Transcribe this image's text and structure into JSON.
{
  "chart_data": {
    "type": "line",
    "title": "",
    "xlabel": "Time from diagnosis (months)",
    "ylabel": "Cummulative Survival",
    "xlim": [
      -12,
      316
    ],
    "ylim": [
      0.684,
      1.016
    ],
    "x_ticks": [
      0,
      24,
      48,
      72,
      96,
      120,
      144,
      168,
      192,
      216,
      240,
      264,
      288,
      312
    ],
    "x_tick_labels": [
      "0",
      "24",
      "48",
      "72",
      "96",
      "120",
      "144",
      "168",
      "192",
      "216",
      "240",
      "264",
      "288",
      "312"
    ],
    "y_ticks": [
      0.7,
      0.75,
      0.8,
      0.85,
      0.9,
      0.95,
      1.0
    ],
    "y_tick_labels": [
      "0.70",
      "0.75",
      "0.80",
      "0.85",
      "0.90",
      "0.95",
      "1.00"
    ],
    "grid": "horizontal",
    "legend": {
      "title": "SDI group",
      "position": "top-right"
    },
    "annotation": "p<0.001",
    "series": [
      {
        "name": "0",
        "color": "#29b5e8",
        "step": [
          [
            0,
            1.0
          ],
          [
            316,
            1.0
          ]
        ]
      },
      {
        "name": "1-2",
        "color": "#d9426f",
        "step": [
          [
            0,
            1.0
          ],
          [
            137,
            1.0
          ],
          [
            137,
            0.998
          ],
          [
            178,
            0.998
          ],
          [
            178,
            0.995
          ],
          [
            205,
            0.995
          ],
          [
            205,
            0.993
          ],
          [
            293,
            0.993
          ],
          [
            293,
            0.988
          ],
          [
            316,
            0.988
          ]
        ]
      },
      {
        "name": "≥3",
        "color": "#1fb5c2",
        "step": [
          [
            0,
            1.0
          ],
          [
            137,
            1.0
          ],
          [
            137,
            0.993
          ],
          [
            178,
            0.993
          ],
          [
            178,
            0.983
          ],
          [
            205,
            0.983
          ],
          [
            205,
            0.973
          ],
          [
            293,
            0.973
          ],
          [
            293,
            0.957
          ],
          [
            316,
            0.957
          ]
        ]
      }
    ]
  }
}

■ WRITTEN TASK
Return the full listing, character for character.

■ RESULT OF THIS EXERCISE
Transcribe this image's text and structure into JSON.
{
  "chart_data": {
    "type": "line",
    "title": "",
    "xlabel": "Time from diagnosis (months)",
    "ylabel": "Cummulative Survival",
    "xlim": [
      -12,
      316
    ],
    "ylim": [
      0.684,
      1.016
    ],
    "x_ticks": [
      0,
      24,
      48,
      72,
      96,
      120,
      144,
      168,
      192,
      216,
      240,
      264,
      288,
      312
    ],
    "x_tick_labels": [
      "0",
      "24",
      "48",
      "72",
      "96",
      "120",
      "144",
      "168",
      "192",
      "216",
      "240",
      "264",
      "288",
      "312"
    ],
    "y_ticks": [
      0.7,
      0.75,
      0.8,
      0.85,
      0.9,
      0.95,
      1.0
    ],
    "y_tick_labels": [
      "0.70",
      "0.75",
      "0.80",
      "0.85",
      "0.90",
      "0.95",
      "1.00"
    ],
    "grid": "horizontal",
    "legend": {
      "title": "SDI group",
      "position": "top-right"
    },
    "annotation": "p<0.001",
    "series": [
      {
        "name": "0",
        "color": "#29b5e8",
        "step": [
          [
            0,
            1.0
          ],
          [
            316,
            1.0
          ]
        ]
      },
      {
        "name": "1-2",
        "color": "#d9426f",
        "step": [
          [
            0,
            1.0
          ],
          [
            137,
            1.0
          ],
          [
            137,
            0.998
          ],
          [
            178,
            0.998
          ],
          [
            178,
            0.995
          ],
          [
            205,
            0.995
          ],
          [
            205,
            0.993
          ],
          [
            293,
            0.993
          ],
          [
            293,
            0.988
          ],
          [
            316,
            0.988
          ]
        ]
      },
      {
        "name": "≥3",
        "color": "#1fb5c2",
        "step": [
          [
            0,
            1.0
          ],
          [
            137,
            1.0
          ],
          [
            137,
            0.993
          ],
          [
            178,
            0.993
          ],
          [
            178,
            0.983
          ],
          [
            205,
            0.983
          ],
          [
            205,
            0.973
          ],
          [
            293,
            0.973
          ],
          [
            293,
            0.957
          ],
          [
            316,
            0.957
          ]
        ]
      }
    ]
  }
}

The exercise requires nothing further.